## Dataset rows:
»»

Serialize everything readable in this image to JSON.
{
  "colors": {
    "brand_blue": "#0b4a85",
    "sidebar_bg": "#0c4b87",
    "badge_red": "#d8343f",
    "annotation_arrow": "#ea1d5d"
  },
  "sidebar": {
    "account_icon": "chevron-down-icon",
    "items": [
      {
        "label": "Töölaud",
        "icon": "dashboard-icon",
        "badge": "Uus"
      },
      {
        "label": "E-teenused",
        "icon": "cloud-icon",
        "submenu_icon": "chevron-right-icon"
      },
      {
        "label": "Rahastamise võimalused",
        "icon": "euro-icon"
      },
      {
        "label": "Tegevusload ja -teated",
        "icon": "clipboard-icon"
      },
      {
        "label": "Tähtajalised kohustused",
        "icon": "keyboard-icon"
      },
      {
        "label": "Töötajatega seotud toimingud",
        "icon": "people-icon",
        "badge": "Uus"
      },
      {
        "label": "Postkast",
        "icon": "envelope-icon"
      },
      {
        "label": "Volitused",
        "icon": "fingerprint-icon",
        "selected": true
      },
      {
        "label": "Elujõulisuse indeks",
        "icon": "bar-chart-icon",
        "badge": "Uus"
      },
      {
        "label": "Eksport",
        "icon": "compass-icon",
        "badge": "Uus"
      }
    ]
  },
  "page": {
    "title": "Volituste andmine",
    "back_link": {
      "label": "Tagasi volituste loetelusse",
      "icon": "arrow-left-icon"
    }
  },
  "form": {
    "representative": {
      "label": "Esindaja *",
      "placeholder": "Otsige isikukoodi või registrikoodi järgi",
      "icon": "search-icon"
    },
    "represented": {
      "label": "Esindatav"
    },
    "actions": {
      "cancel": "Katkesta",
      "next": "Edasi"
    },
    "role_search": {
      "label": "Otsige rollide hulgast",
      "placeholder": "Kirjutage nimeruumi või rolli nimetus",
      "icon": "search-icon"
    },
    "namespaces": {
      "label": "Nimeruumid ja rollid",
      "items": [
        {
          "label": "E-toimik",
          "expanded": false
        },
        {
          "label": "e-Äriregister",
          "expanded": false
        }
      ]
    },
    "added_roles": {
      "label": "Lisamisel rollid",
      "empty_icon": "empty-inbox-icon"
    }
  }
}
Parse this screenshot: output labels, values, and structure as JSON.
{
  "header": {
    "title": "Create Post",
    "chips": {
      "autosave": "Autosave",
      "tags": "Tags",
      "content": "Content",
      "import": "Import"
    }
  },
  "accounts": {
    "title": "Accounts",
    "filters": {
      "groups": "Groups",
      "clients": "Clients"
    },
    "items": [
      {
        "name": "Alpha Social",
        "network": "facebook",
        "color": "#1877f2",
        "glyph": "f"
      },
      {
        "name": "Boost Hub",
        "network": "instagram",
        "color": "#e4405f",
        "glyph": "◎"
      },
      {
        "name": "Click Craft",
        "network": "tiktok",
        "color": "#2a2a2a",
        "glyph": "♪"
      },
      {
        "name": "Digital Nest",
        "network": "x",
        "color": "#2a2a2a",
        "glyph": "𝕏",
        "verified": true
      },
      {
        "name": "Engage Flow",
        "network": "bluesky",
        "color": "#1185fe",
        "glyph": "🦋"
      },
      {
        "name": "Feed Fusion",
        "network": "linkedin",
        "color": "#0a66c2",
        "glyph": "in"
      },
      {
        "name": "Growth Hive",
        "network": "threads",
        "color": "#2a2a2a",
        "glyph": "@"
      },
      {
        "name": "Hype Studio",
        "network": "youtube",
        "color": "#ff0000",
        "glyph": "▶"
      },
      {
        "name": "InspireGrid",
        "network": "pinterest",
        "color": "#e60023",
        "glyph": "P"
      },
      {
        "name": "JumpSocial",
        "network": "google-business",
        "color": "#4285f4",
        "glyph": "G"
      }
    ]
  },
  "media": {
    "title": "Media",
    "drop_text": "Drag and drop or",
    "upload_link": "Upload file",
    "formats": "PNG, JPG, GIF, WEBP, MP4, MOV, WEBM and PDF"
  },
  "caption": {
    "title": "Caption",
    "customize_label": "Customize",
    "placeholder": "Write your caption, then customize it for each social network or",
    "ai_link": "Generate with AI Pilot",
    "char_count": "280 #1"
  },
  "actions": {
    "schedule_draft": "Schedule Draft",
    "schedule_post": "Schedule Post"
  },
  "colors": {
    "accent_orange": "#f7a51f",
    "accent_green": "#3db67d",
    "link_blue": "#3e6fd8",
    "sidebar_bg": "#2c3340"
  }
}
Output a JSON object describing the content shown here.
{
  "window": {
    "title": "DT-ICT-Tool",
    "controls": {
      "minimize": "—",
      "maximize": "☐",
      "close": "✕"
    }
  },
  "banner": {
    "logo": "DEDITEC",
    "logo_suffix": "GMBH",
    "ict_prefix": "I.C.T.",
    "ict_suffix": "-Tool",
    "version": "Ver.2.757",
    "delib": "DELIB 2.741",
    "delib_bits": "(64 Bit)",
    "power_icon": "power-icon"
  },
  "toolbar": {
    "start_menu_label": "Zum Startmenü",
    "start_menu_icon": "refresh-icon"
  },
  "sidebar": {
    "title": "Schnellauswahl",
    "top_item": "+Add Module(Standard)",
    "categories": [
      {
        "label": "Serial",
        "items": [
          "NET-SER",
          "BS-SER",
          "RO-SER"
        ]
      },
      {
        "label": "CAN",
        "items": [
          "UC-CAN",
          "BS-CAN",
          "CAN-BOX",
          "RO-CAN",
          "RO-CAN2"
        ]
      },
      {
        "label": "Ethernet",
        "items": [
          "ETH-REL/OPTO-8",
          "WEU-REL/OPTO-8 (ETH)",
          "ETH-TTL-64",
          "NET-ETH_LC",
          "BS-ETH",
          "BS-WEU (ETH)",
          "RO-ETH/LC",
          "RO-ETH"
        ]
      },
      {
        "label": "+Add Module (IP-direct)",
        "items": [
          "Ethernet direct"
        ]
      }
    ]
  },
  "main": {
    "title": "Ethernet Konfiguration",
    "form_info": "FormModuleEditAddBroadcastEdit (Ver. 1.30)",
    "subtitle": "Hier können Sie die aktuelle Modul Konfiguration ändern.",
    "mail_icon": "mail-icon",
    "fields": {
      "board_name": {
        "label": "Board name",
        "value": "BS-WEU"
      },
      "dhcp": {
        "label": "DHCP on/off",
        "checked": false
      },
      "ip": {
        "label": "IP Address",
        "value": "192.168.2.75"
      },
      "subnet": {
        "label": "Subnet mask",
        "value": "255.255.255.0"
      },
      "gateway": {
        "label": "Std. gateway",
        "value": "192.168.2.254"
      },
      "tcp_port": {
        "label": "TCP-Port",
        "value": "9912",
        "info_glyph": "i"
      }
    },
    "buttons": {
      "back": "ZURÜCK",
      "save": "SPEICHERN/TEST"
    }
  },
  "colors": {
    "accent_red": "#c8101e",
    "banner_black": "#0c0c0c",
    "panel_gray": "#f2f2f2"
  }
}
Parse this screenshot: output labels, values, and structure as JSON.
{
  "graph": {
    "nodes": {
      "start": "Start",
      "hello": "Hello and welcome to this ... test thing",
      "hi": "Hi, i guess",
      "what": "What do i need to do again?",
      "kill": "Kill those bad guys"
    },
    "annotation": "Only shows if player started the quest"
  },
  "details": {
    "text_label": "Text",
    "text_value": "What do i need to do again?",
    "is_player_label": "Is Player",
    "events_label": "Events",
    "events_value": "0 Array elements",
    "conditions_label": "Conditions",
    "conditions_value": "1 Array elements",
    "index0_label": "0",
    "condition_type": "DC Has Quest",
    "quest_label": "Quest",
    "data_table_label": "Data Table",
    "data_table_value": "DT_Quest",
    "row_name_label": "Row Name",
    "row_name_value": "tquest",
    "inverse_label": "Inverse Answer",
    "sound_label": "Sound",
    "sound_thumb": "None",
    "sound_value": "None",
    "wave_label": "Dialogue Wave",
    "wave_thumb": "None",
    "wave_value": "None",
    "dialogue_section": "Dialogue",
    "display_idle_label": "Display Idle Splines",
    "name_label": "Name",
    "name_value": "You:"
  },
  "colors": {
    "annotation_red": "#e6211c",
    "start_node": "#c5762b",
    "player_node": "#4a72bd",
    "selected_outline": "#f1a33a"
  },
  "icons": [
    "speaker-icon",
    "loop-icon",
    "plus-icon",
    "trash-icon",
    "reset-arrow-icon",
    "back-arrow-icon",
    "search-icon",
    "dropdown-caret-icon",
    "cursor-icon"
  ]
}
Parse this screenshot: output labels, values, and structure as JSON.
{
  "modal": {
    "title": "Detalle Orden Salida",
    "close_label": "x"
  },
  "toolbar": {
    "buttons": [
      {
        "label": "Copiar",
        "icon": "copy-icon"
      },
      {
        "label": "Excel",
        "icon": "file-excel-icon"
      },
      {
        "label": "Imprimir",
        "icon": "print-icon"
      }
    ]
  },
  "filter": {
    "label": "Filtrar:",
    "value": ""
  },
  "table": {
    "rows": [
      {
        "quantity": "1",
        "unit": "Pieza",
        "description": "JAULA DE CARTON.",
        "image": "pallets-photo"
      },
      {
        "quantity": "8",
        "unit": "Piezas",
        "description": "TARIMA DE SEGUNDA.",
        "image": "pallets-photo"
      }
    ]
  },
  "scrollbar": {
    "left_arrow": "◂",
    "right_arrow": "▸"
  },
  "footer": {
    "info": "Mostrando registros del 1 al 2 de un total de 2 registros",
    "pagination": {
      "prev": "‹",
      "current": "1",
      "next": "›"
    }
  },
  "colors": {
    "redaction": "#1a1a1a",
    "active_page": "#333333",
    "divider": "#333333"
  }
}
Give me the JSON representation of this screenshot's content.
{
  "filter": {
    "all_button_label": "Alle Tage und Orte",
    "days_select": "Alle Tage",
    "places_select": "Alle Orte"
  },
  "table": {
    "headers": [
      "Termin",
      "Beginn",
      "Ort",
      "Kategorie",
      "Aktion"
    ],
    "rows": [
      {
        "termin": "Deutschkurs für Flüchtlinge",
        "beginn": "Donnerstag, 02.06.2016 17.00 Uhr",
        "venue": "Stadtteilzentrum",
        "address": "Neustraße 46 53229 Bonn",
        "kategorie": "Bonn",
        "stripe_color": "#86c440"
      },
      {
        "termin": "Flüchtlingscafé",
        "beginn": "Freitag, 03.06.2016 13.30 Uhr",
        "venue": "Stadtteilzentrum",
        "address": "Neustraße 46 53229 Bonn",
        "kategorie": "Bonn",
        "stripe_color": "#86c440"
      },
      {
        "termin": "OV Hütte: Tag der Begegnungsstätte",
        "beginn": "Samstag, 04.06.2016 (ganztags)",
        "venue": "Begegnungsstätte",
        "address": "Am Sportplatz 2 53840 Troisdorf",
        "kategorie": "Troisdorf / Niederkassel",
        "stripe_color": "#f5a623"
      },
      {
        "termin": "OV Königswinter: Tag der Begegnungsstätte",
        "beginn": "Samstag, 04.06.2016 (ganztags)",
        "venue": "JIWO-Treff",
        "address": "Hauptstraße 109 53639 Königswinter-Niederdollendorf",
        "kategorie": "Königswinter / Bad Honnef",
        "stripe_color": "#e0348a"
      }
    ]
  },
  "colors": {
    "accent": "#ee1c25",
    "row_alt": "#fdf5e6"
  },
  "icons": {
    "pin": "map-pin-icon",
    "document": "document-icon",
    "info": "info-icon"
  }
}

««

## Direction:
In the entries above, count each line with "Königswinter"; reply with the total only.

## Exercise solution:
3